#### [TEXT EXTRACT]
^^^^

"Kiss on My List" is a song by the American duo Hall & Oates. It was written by Daryl Hall and Janna Allen, and produced by Hall and John Oates. It was the third single release from their ninth studio album, Voices (1980), and became their second US Billboard Hot 100 number-one single (after "Rich Girl" in 1977).  It spent three weeks at the top spot.

The music video was the 204th that aired on MTV's first day of broadcast. The 45 rpm version of the song appears on the compilation albums Rock 'n Soul Part 1 (1983) and Playlist: The Very Best of Daryl Hall & John Oates (2008).

Background
The song was written with the intention of Janna Allen, sister of Hall's longtime girlfriend Sara Allen, singing it, as she was interested in starting a music career. Hall cut a demo version as a guide for her, but later when his manager found the tape lying around the studio, he insisted that Hall and Oates cut the song themselves. In fact, the production team liked the demo so much that they did not do a second take, instead adding background vocals and instrumentation to the demo and mixing them together. Hall recalled that is why the drums sounded so "dinky" - the "drums" in fact being the early Roland CR-78 drum machine mixed in with a live drumming overdub.

Hall calls it an anti-love song, with the song title being tongue-in-cheek sarcasm in that the kiss is not that important, in that it is on a list of other things that are just as important.

^^^^

Items from a dataset:
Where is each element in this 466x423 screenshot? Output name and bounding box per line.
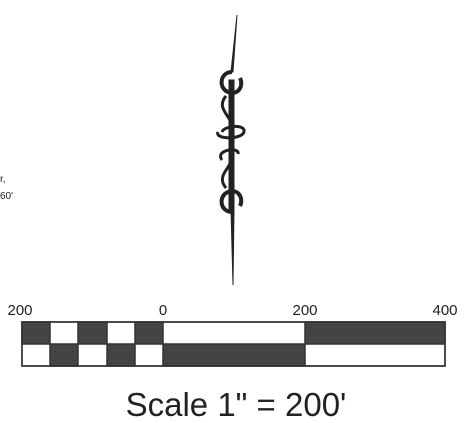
north-arrow bbox=[216, 14, 246, 286]
scale-label: 200 bbox=[292, 302, 317, 319]
scale-label: 400 bbox=[432, 302, 457, 319]
scale-title: Scale 1" = 200' bbox=[126, 386, 347, 423]
scale-label: 0 bbox=[159, 302, 167, 319]
scale-label: 200 bbox=[7, 302, 32, 319]
scale-bar bbox=[21, 321, 446, 367]
text-fragment: 60' bbox=[0, 191, 13, 202]
text-fragment: r, bbox=[0, 174, 6, 185]
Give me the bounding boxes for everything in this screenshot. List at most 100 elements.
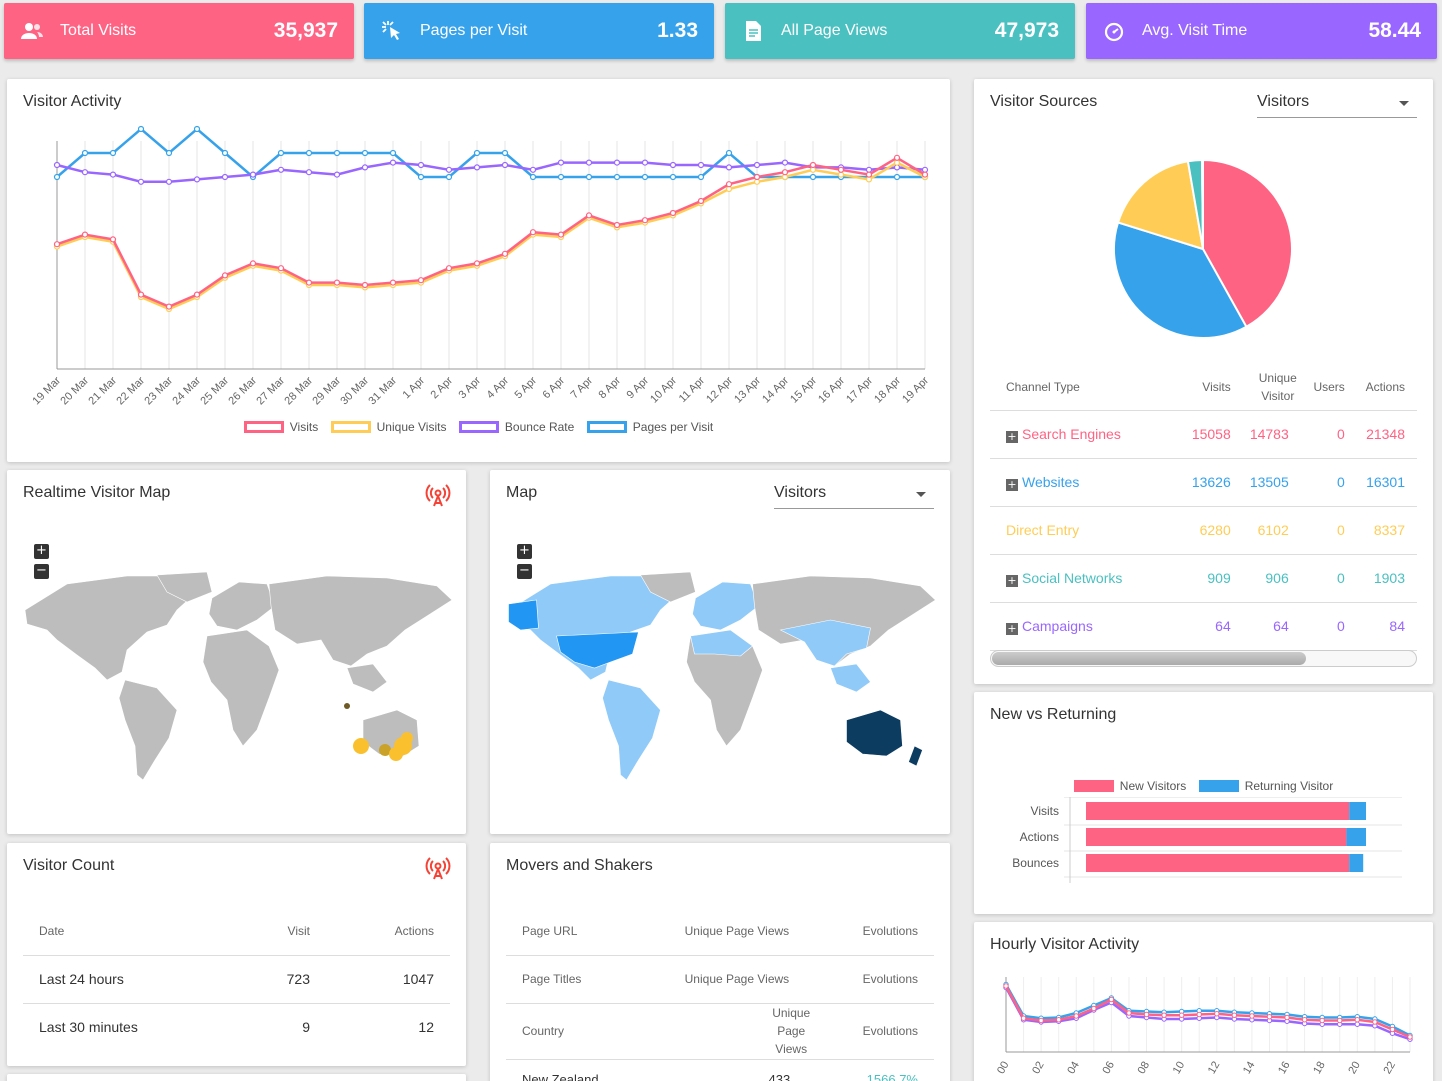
data-point[interactable]: [697, 173, 705, 181]
data-point[interactable]: [109, 236, 117, 243]
data-point[interactable]: [165, 178, 173, 185]
data-point[interactable]: [221, 272, 229, 279]
data-point[interactable]: [473, 149, 481, 157]
data-point[interactable]: [249, 260, 257, 267]
data-point[interactable]: [1319, 1017, 1325, 1024]
map-dropdown[interactable]: Visitors: [774, 484, 934, 509]
data-point[interactable]: [613, 173, 621, 181]
data-point[interactable]: [389, 279, 397, 286]
bar-returning-visitor[interactable]: [1349, 854, 1364, 872]
channel-cell[interactable]: + Social Networks: [990, 554, 1176, 602]
data-point[interactable]: [1143, 1011, 1150, 1018]
data-point[interactable]: [417, 161, 425, 169]
data-point[interactable]: [417, 277, 425, 284]
data-point[interactable]: [669, 161, 677, 169]
data-point[interactable]: [165, 149, 173, 157]
series-line-visits[interactable]: [56, 156, 926, 308]
data-point[interactable]: [1003, 983, 1009, 989]
data-point[interactable]: [361, 281, 369, 289]
series-line-pages-per-visit[interactable]: [1004, 983, 1411, 1037]
data-point[interactable]: [1301, 1017, 1308, 1023]
data-point[interactable]: [305, 149, 313, 157]
data-point[interactable]: [109, 149, 117, 157]
data-point[interactable]: [1372, 1019, 1378, 1025]
data-point[interactable]: [1020, 1015, 1027, 1021]
data-point[interactable]: [249, 171, 257, 178]
pie-slice-direct-entry[interactable]: [1116, 160, 1205, 251]
data-point[interactable]: [529, 173, 537, 181]
data-point[interactable]: [697, 161, 705, 169]
bar-new-visitors[interactable]: [1086, 802, 1350, 820]
stat-card-pages-per-visit[interactable]: Pages per Visit 1.33: [364, 3, 714, 59]
data-point[interactable]: [921, 171, 929, 178]
stat-card-avg-visit-time[interactable]: Avg. Visit Time 58.44: [1086, 3, 1437, 59]
expand-icon[interactable]: +: [1006, 429, 1018, 443]
choropleth-map[interactable]: [490, 570, 950, 810]
data-point[interactable]: [193, 291, 201, 298]
data-point[interactable]: [221, 149, 229, 157]
series-line-visits[interactable]: [1004, 985, 1411, 1039]
data-point[interactable]: [1214, 1011, 1220, 1017]
legend-item[interactable]: Pages per Visit: [586, 420, 713, 434]
world-map[interactable]: [7, 570, 466, 810]
table-row[interactable]: + Websites 13626 13505 0 16301: [990, 458, 1417, 506]
data-point[interactable]: [137, 178, 145, 185]
data-point[interactable]: [333, 279, 341, 286]
table-row[interactable]: + Social Networks 909 906 0 1903: [990, 554, 1417, 602]
data-point[interactable]: [529, 166, 537, 173]
data-point[interactable]: [781, 159, 789, 166]
channel-cell[interactable]: + Websites: [990, 458, 1176, 506]
stat-card-total-visits[interactable]: Total Visits 35,937: [4, 3, 354, 59]
data-point[interactable]: [809, 161, 817, 169]
data-point[interactable]: [165, 303, 173, 310]
data-point[interactable]: [641, 159, 649, 166]
data-point[interactable]: [641, 173, 649, 181]
data-point[interactable]: [837, 166, 845, 173]
data-point[interactable]: [641, 217, 649, 224]
data-point[interactable]: [1284, 1014, 1290, 1021]
data-point[interactable]: [305, 279, 313, 286]
legend-item[interactable]: New Visitors: [1073, 779, 1186, 793]
data-point[interactable]: [809, 173, 817, 181]
data-point[interactable]: [361, 149, 369, 157]
expand-icon[interactable]: +: [1006, 573, 1018, 587]
data-point[interactable]: [725, 149, 733, 157]
data-point[interactable]: [557, 231, 565, 238]
data-point[interactable]: [445, 166, 453, 173]
zoom-in-button[interactable]: +: [34, 544, 49, 559]
data-point[interactable]: [473, 260, 481, 267]
data-point[interactable]: [1178, 1012, 1185, 1018]
data-point[interactable]: [445, 173, 453, 181]
data-point[interactable]: [53, 161, 61, 169]
data-point[interactable]: [221, 173, 229, 181]
series-line-unique-visits[interactable]: [56, 161, 926, 311]
data-point[interactable]: [389, 149, 397, 157]
data-point[interactable]: [81, 231, 89, 238]
pie-slice-search-engines[interactable]: [1202, 158, 1293, 329]
zoom-out-button[interactable]: −: [34, 564, 49, 579]
data-point[interactable]: [473, 164, 481, 171]
data-point[interactable]: [585, 173, 593, 181]
data-point[interactable]: [445, 265, 453, 272]
data-point[interactable]: [865, 171, 873, 178]
data-point[interactable]: [1091, 1005, 1097, 1012]
broadcast-icon[interactable]: [425, 482, 451, 508]
data-point[interactable]: [501, 250, 509, 257]
table-row[interactable]: New Zealand 433 1566.7%: [522, 1071, 918, 1081]
channel-cell[interactable]: + Search Engines: [990, 410, 1176, 458]
data-point[interactable]: [361, 164, 369, 171]
broadcast-icon[interactable]: [425, 855, 451, 881]
data-point[interactable]: [1126, 1010, 1132, 1016]
zoom-out-button[interactable]: −: [517, 564, 532, 579]
data-point[interactable]: [53, 241, 61, 248]
data-point[interactable]: [305, 169, 313, 176]
expand-icon[interactable]: +: [1006, 621, 1018, 635]
data-point[interactable]: [893, 154, 901, 161]
data-point[interactable]: [1337, 1017, 1343, 1024]
data-point[interactable]: [137, 125, 145, 133]
data-point[interactable]: [333, 149, 341, 157]
data-point[interactable]: [109, 171, 117, 178]
stat-card-all-page-views[interactable]: All Page Views 47,973: [725, 3, 1075, 59]
scrollbar-thumb[interactable]: [992, 652, 1306, 665]
data-point[interactable]: [1161, 1012, 1167, 1018]
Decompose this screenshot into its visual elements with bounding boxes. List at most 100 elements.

^^^^

According to the text about "Kiss on My List" above, which drum machine was mixed in with a live drumming overdub on the recording?

The early Roland CR-78.